*Job:* Take the material below and retype it in full; pictures are left out.

Dataset items:
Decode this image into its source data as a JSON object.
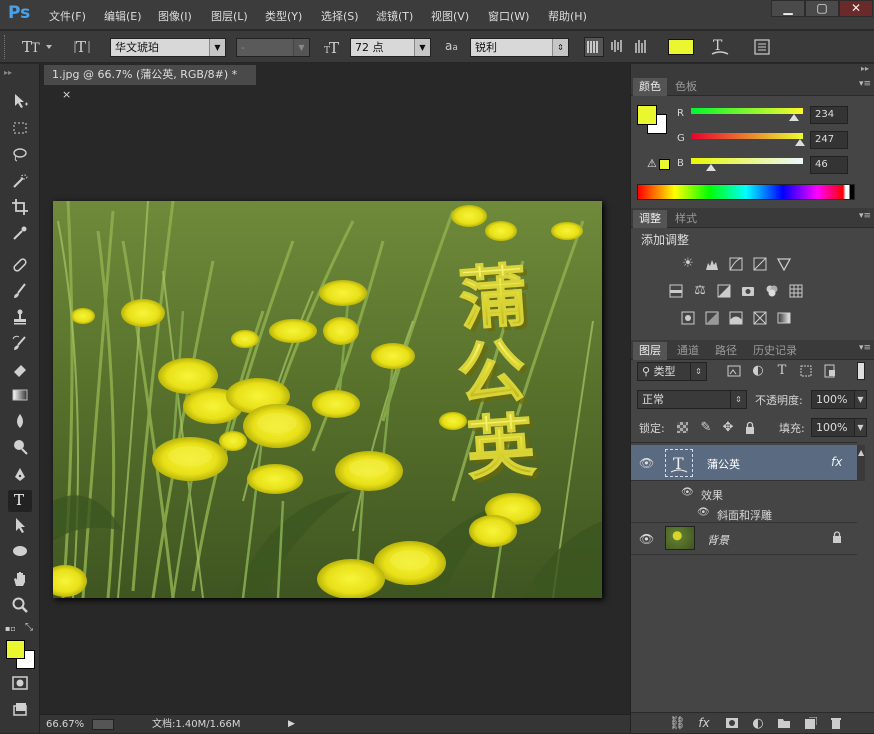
{
  "app": {
    "logo": "Ps"
  },
  "menubar": {
    "items": [
      "文件(F)",
      "编辑(E)",
      "图像(I)",
      "图层(L)",
      "类型(Y)",
      "选择(S)",
      "滤镜(T)",
      "视图(V)",
      "窗口(W)",
      "帮助(H)"
    ],
    "window_buttons": [
      "▁",
      "▢",
      "✕"
    ]
  },
  "options_bar": {
    "font_family": "华文琥珀",
    "font_style": "-",
    "font_size": "72 点",
    "anti_alias_icon_text": "a",
    "anti_alias": "锐利",
    "text_color": "#eaf72e"
  },
  "document": {
    "tab_title": "1.jpg @ 66.7% (蒲公英, RGB/8#) *",
    "close": "×",
    "text_layer_content": [
      "蒲",
      "公",
      "英"
    ]
  },
  "status_bar": {
    "zoom": "66.67%",
    "doc_info": "文档:1.40M/1.66M"
  },
  "toolbox": {
    "foreground_color": "#eaf72e",
    "background_color": "#ffffff"
  },
  "color_panel": {
    "tabs": [
      "颜色",
      "色板"
    ],
    "r_label": "R",
    "g_label": "G",
    "b_label": "B",
    "r": "234",
    "g": "247",
    "b": "46",
    "r_level": 0.918,
    "g_level": 0.969,
    "b_level": 0.18,
    "swatch": "#eaf72e"
  },
  "adjustments_panel": {
    "tabs": [
      "调整",
      "样式"
    ],
    "title": "添加调整"
  },
  "layers_panel": {
    "tabs": [
      "图层",
      "通道",
      "路径",
      "历史记录"
    ],
    "filter_kind": "类型",
    "blend_mode": "正常",
    "opacity_label": "不透明度:",
    "opacity": "100%",
    "lock_label": "锁定:",
    "fill_label": "填充:",
    "fill": "100%",
    "layers": [
      {
        "name": "蒲公英",
        "fx": "fx",
        "effects_label": "效果",
        "effect": "斜面和浮雕"
      },
      {
        "name": "背景"
      }
    ]
  }
}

*The result:*
Decode this image into its source data as a JSON object.
{
  "app": {
    "logo": "Ps"
  },
  "menubar": {
    "items": [
      "文件(F)",
      "编辑(E)",
      "图像(I)",
      "图层(L)",
      "类型(Y)",
      "选择(S)",
      "滤镜(T)",
      "视图(V)",
      "窗口(W)",
      "帮助(H)"
    ],
    "window_buttons": [
      "▁",
      "▢",
      "✕"
    ]
  },
  "options_bar": {
    "font_family": "华文琥珀",
    "font_style": "-",
    "font_size": "72 点",
    "anti_alias_icon_text": "a",
    "anti_alias": "锐利",
    "text_color": "#eaf72e"
  },
  "document": {
    "tab_title": "1.jpg @ 66.7% (蒲公英, RGB/8#) *",
    "close": "×",
    "text_layer_content": [
      "蒲",
      "公",
      "英"
    ]
  },
  "status_bar": {
    "zoom": "66.67%",
    "doc_info": "文档:1.40M/1.66M"
  },
  "toolbox": {
    "foreground_color": "#eaf72e",
    "background_color": "#ffffff"
  },
  "color_panel": {
    "tabs": [
      "颜色",
      "色板"
    ],
    "r_label": "R",
    "g_label": "G",
    "b_label": "B",
    "r": "234",
    "g": "247",
    "b": "46",
    "r_level": 0.918,
    "g_level": 0.969,
    "b_level": 0.18,
    "swatch": "#eaf72e"
  },
  "adjustments_panel": {
    "tabs": [
      "调整",
      "样式"
    ],
    "title": "添加调整"
  },
  "layers_panel": {
    "tabs": [
      "图层",
      "通道",
      "路径",
      "历史记录"
    ],
    "filter_kind": "类型",
    "blend_mode": "正常",
    "opacity_label": "不透明度:",
    "opacity": "100%",
    "lock_label": "锁定:",
    "fill_label": "填充:",
    "fill": "100%",
    "layers": [
      {
        "name": "蒲公英",
        "fx": "fx",
        "effects_label": "效果",
        "effect": "斜面和浮雕"
      },
      {
        "name": "背景"
      }
    ]
  }
}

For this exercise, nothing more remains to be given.